## The exercise
A verbatim copy of the records is required, with all pictures left out.

------

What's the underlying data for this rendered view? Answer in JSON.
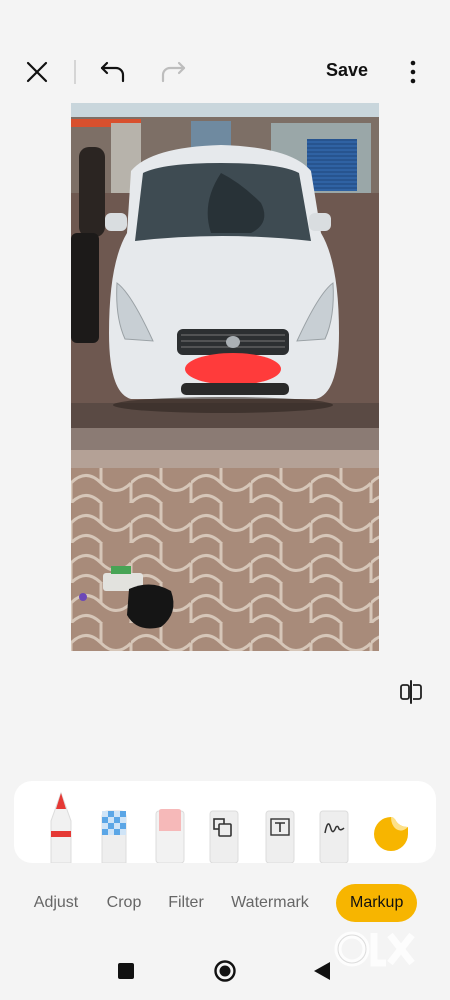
{
  "toolbar": {
    "save_label": "Save"
  },
  "icons": {
    "close": "close-icon",
    "undo": "undo-icon",
    "redo": "redo-icon",
    "more": "more-vertical-icon",
    "compare": "compare-icon"
  },
  "markup_tools": [
    {
      "name": "pen-tool",
      "icon": "pen-icon"
    },
    {
      "name": "mosaic-tool",
      "icon": "mosaic-icon"
    },
    {
      "name": "eraser-tool",
      "icon": "eraser-icon"
    },
    {
      "name": "shape-tool",
      "icon": "shape-icon"
    },
    {
      "name": "text-tool",
      "icon": "text-icon"
    },
    {
      "name": "signature-tool",
      "icon": "signature-icon"
    },
    {
      "name": "sticker-tool",
      "icon": "sticker-icon"
    }
  ],
  "tabs": [
    {
      "label": "Adjust",
      "active": false
    },
    {
      "label": "Crop",
      "active": false
    },
    {
      "label": "Filter",
      "active": false
    },
    {
      "label": "Watermark",
      "active": false
    },
    {
      "label": "Markup",
      "active": true
    }
  ],
  "navigation": {
    "recents": "square-icon",
    "home": "circle-icon",
    "back": "triangle-back-icon"
  },
  "watermark": {
    "brand": "OLX"
  },
  "colors": {
    "accent": "#f7b500",
    "background": "#f4f4f4",
    "tray": "#ffffff",
    "pen_red": "#e53935",
    "redaction_red": "#ff3b3b"
  }
}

------

## Expected answer
What's the underlying data for this rendered view? Answer in JSON.
{
  "toolbar": {
    "save_label": "Save"
  },
  "icons": {
    "close": "close-icon",
    "undo": "undo-icon",
    "redo": "redo-icon",
    "more": "more-vertical-icon",
    "compare": "compare-icon"
  },
  "markup_tools": [
    {
      "name": "pen-tool",
      "icon": "pen-icon"
    },
    {
      "name": "mosaic-tool",
      "icon": "mosaic-icon"
    },
    {
      "name": "eraser-tool",
      "icon": "eraser-icon"
    },
    {
      "name": "shape-tool",
      "icon": "shape-icon"
    },
    {
      "name": "text-tool",
      "icon": "text-icon"
    },
    {
      "name": "signature-tool",
      "icon": "signature-icon"
    },
    {
      "name": "sticker-tool",
      "icon": "sticker-icon"
    }
  ],
  "tabs": [
    {
      "label": "Adjust",
      "active": false
    },
    {
      "label": "Crop",
      "active": false
    },
    {
      "label": "Filter",
      "active": false
    },
    {
      "label": "Watermark",
      "active": false
    },
    {
      "label": "Markup",
      "active": true
    }
  ],
  "navigation": {
    "recents": "square-icon",
    "home": "circle-icon",
    "back": "triangle-back-icon"
  },
  "watermark": {
    "brand": "OLX"
  },
  "colors": {
    "accent": "#f7b500",
    "background": "#f4f4f4",
    "tray": "#ffffff",
    "pen_red": "#e53935",
    "redaction_red": "#ff3b3b"
  }
}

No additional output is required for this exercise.